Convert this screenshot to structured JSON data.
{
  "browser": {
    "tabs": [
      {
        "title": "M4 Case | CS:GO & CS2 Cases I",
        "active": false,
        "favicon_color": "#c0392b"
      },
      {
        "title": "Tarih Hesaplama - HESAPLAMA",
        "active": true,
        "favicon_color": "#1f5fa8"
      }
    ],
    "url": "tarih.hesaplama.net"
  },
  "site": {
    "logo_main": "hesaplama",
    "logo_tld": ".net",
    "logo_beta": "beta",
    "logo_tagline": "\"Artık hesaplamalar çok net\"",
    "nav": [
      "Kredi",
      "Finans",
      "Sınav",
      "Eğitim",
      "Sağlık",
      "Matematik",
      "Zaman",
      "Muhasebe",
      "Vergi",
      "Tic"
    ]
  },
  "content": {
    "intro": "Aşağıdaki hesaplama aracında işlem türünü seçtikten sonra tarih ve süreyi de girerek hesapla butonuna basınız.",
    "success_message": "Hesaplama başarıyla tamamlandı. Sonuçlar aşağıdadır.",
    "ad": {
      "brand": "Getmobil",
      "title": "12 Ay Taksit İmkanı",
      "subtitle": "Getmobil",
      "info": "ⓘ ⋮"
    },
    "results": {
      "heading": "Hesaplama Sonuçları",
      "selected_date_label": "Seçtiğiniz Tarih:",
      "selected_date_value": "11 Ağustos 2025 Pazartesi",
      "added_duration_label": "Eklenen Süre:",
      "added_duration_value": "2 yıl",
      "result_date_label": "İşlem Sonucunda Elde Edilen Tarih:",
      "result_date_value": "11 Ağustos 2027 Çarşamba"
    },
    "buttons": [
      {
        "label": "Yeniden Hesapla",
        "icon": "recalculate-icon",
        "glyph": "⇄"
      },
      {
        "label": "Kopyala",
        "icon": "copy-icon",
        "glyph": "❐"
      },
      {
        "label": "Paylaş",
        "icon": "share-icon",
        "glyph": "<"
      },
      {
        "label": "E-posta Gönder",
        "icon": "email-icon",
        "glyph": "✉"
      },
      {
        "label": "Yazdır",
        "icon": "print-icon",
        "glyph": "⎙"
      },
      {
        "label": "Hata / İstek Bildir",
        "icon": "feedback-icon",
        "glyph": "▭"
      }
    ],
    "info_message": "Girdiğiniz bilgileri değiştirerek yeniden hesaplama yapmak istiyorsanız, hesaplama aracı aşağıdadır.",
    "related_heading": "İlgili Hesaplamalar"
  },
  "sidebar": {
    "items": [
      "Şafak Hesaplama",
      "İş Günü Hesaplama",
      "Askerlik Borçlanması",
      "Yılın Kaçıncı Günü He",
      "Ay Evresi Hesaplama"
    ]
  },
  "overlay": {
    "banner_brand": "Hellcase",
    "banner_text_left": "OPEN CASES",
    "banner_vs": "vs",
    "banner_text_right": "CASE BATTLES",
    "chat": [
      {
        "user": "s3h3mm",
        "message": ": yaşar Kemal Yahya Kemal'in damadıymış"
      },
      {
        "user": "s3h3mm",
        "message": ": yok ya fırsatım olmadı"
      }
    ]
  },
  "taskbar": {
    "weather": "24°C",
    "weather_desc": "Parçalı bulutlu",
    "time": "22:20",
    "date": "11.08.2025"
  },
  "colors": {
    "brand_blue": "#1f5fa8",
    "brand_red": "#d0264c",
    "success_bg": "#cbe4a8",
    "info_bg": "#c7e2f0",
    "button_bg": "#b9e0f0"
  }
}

----------

→ Aim
Gather up every line from the listing above in which the word "glyph" occurs.

→ Answer in full
        "glyph": "⇄"
        "glyph": "❐"
        "glyph": "<"
        "glyph": "✉"
        "glyph": "⎙"
        "glyph": "▭"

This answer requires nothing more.